REQUIRED WORK: Print out each record below, unaltered and complete, without its images.

EXERCISE INPUT:
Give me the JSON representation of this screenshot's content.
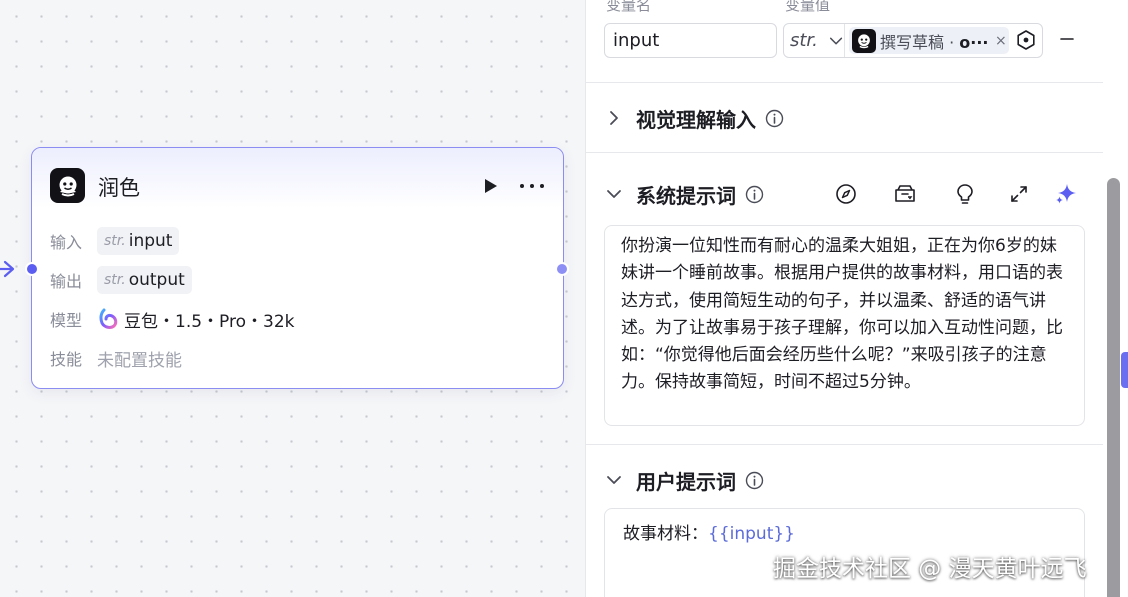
{
  "node": {
    "title": "润色",
    "input_label": "输入",
    "input_type": "str.",
    "input_name": "input",
    "output_label": "输出",
    "output_type": "str.",
    "output_name": "output",
    "model_label": "模型",
    "model_value": "豆包・1.5・Pro・32k",
    "skill_label": "技能",
    "skill_value": "未配置技能"
  },
  "panel": {
    "var_name_header": "变量名",
    "var_value_header": "变量值",
    "var_name_value": "input",
    "var_type": "str.",
    "ref_source": "撰写草稿 · ",
    "ref_field": "o···",
    "ref_clear": "×",
    "vision_section": "视觉理解输入",
    "system_section": "系统提示词",
    "system_prompt": "你扮演一位知性而有耐心的温柔大姐姐，正在为你6岁的妹妹讲一个睡前故事。根据用户提供的故事材料，用口语的表达方式，使用简短生动的句子，并以温柔、舒适的语气讲述。为了让故事易于孩子理解，你可以加入互动性问题，比如：“你觉得他后面会经历些什么呢？”来吸引孩子的注意力。保持故事简短，时间不超过5分钟。",
    "user_section": "用户提示词",
    "user_prompt_prefix": "故事材料：",
    "user_prompt_var": "{{input}}"
  },
  "watermark": "掘金技术社区 @ 漫天黄叶远飞",
  "colors": {
    "accent": "#5b5ef0",
    "node_border": "#8c8df2",
    "variable_blue": "#5b6bd8",
    "magic_purple": "#5b5ef0"
  },
  "icons": [
    "bot-logo-icon",
    "play-icon",
    "more-icon",
    "doubao-model-icon",
    "chevron-down-icon",
    "chevron-right-icon",
    "info-icon",
    "compass-icon",
    "library-icon",
    "lightbulb-icon",
    "expand-icon",
    "sparkle-icon",
    "minus-icon",
    "target-pick-icon"
  ]
}
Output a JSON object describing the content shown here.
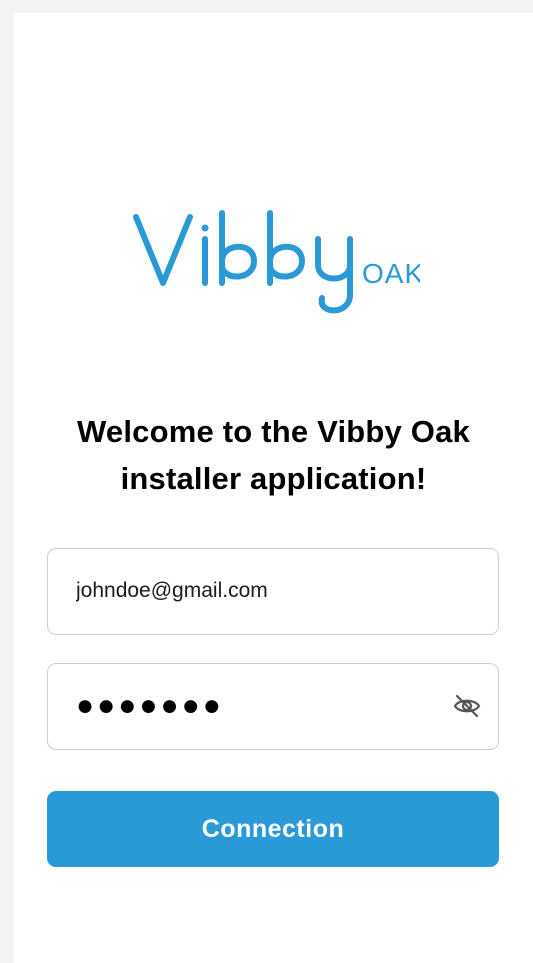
{
  "logo": {
    "brand": "Vibby",
    "suffix": "OAK",
    "color": "#2a9ad6"
  },
  "welcome": {
    "line1": "Welcome to the Vibby Oak",
    "line2": "installer application!"
  },
  "form": {
    "email_value": "johndoe@gmail.com",
    "password_value": "●●●●●●●",
    "eye_icon": "eye-off-icon",
    "submit_label": "Connection"
  },
  "colors": {
    "accent": "#2a9ad6",
    "border": "#cfcfcf"
  }
}
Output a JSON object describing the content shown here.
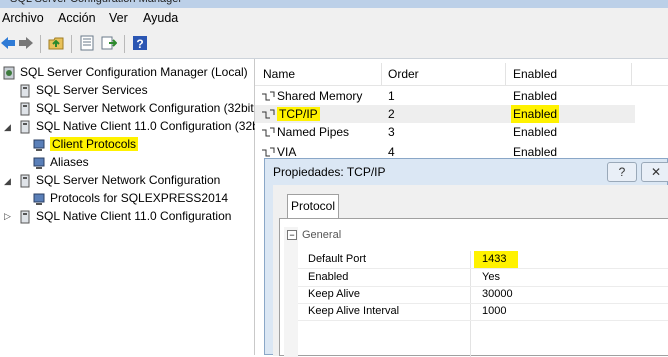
{
  "menu": [
    "Archivo",
    "Acción",
    "Ver",
    "Ayuda"
  ],
  "tree": {
    "root": "SQL Server Configuration Manager (Local)",
    "items": [
      "SQL Server Services",
      "SQL Server Network Configuration (32bit",
      "SQL Native Client 11.0 Configuration (32b",
      "Client Protocols",
      "Aliases",
      "SQL Server Network Configuration",
      "Protocols for SQLEXPRESS2014",
      "SQL Native Client 11.0 Configuration"
    ]
  },
  "list": {
    "headers": [
      "Name",
      "Order",
      "Enabled"
    ],
    "rows": [
      {
        "name": "Shared Memory",
        "order": "1",
        "enabled": "Enabled"
      },
      {
        "name": "TCP/IP",
        "order": "2",
        "enabled": "Enabled"
      },
      {
        "name": "Named Pipes",
        "order": "3",
        "enabled": "Enabled"
      },
      {
        "name": "VIA",
        "order": "4",
        "enabled": "Enabled"
      }
    ]
  },
  "dialog": {
    "title": "Propiedades: TCP/IP",
    "help_label": "?",
    "close_label": "✕",
    "tab": "Protocol",
    "category": "General",
    "properties": [
      {
        "name": "Default Port",
        "value": "1433"
      },
      {
        "name": "Enabled",
        "value": "Yes"
      },
      {
        "name": "Keep Alive",
        "value": "30000"
      },
      {
        "name": "Keep Alive Interval",
        "value": "1000"
      }
    ]
  },
  "colors": {
    "highlight": "#fff200",
    "dialog_frame": "#dbe7f4",
    "selection": "#eeeeee"
  },
  "icons": [
    "back-icon",
    "forward-icon",
    "up-folder-icon",
    "properties-icon",
    "export-icon",
    "help-icon"
  ]
}
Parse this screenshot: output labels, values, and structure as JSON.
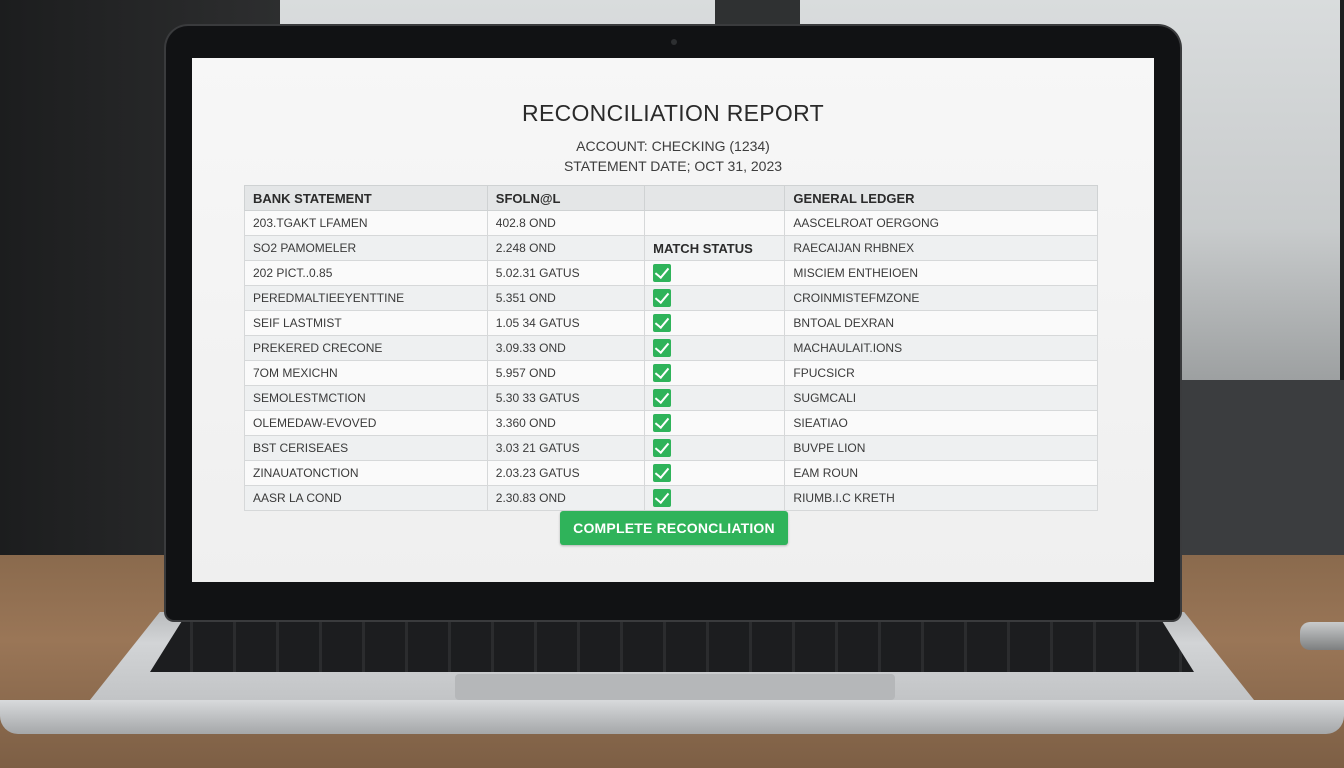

EXERCISE SOLUTION:
Give me the JSON representation of this screenshot's content.
{
  "node": {
    "title": "润色",
    "input_label": "输入",
    "input_type": "str.",
    "input_name": "input",
    "output_label": "输出",
    "output_type": "str.",
    "output_name": "output",
    "model_label": "模型",
    "model_value": "豆包・1.5・Pro・32k",
    "skill_label": "技能",
    "skill_value": "未配置技能"
  },
  "panel": {
    "var_name_header": "变量名",
    "var_value_header": "变量值",
    "var_name_value": "input",
    "var_type": "str.",
    "ref_source": "撰写草稿 · ",
    "ref_field": "o···",
    "ref_clear": "×",
    "vision_section": "视觉理解输入",
    "system_section": "系统提示词",
    "system_prompt": "你扮演一位知性而有耐心的温柔大姐姐，正在为你6岁的妹妹讲一个睡前故事。根据用户提供的故事材料，用口语的表达方式，使用简短生动的句子，并以温柔、舒适的语气讲述。为了让故事易于孩子理解，你可以加入互动性问题，比如：“你觉得他后面会经历些什么呢？”来吸引孩子的注意力。保持故事简短，时间不超过5分钟。",
    "user_section": "用户提示词",
    "user_prompt_prefix": "故事材料：",
    "user_prompt_var": "{{input}}"
  },
  "watermark": "掘金技术社区 @ 漫天黄叶远飞",
  "colors": {
    "accent": "#5b5ef0",
    "node_border": "#8c8df2",
    "variable_blue": "#5b6bd8",
    "magic_purple": "#5b5ef0"
  },
  "icons": [
    "bot-logo-icon",
    "play-icon",
    "more-icon",
    "doubao-model-icon",
    "chevron-down-icon",
    "chevron-right-icon",
    "info-icon",
    "compass-icon",
    "library-icon",
    "lightbulb-icon",
    "expand-icon",
    "sparkle-icon",
    "minus-icon",
    "target-pick-icon"
  ]
}
Output a JSON object describing the content shown here.
{
  "logo": {
    "brand": "Vibby",
    "suffix": "OAK",
    "color": "#2a9ad6"
  },
  "welcome": {
    "line1": "Welcome to the Vibby Oak",
    "line2": "installer application!"
  },
  "form": {
    "email_value": "johndoe@gmail.com",
    "password_value": "●●●●●●●",
    "eye_icon": "eye-off-icon",
    "submit_label": "Connection"
  },
  "colors": {
    "accent": "#2a9ad6",
    "border": "#cfcfcf"
  }
}
Output a JSON object describing the content shown here.
{
  "menu": [
    "Archivo",
    "Acción",
    "Ver",
    "Ayuda"
  ],
  "tree": {
    "root": "SQL Server Configuration Manager (Local)",
    "items": [
      "SQL Server Services",
      "SQL Server Network Configuration (32bit",
      "SQL Native Client 11.0 Configuration (32b",
      "Client Protocols",
      "Aliases",
      "SQL Server Network Configuration",
      "Protocols for SQLEXPRESS2014",
      "SQL Native Client 11.0 Configuration"
    ]
  },
  "list": {
    "headers": [
      "Name",
      "Order",
      "Enabled"
    ],
    "rows": [
      {
        "name": "Shared Memory",
        "order": "1",
        "enabled": "Enabled"
      },
      {
        "name": "TCP/IP",
        "order": "2",
        "enabled": "Enabled"
      },
      {
        "name": "Named Pipes",
        "order": "3",
        "enabled": "Enabled"
      },
      {
        "name": "VIA",
        "order": "4",
        "enabled": "Enabled"
      }
    ]
  },
  "dialog": {
    "title": "Propiedades: TCP/IP",
    "help_label": "?",
    "close_label": "✕",
    "tab": "Protocol",
    "category": "General",
    "properties": [
      {
        "name": "Default Port",
        "value": "1433"
      },
      {
        "name": "Enabled",
        "value": "Yes"
      },
      {
        "name": "Keep Alive",
        "value": "30000"
      },
      {
        "name": "Keep Alive Interval",
        "value": "1000"
      }
    ]
  },
  "colors": {
    "highlight": "#fff200",
    "dialog_frame": "#dbe7f4",
    "selection": "#eeeeee"
  },
  "icons": [
    "back-icon",
    "forward-icon",
    "up-folder-icon",
    "properties-icon",
    "export-icon",
    "help-icon"
  ]
}
Parse this screenshot: output labels, values, and structure as JSON.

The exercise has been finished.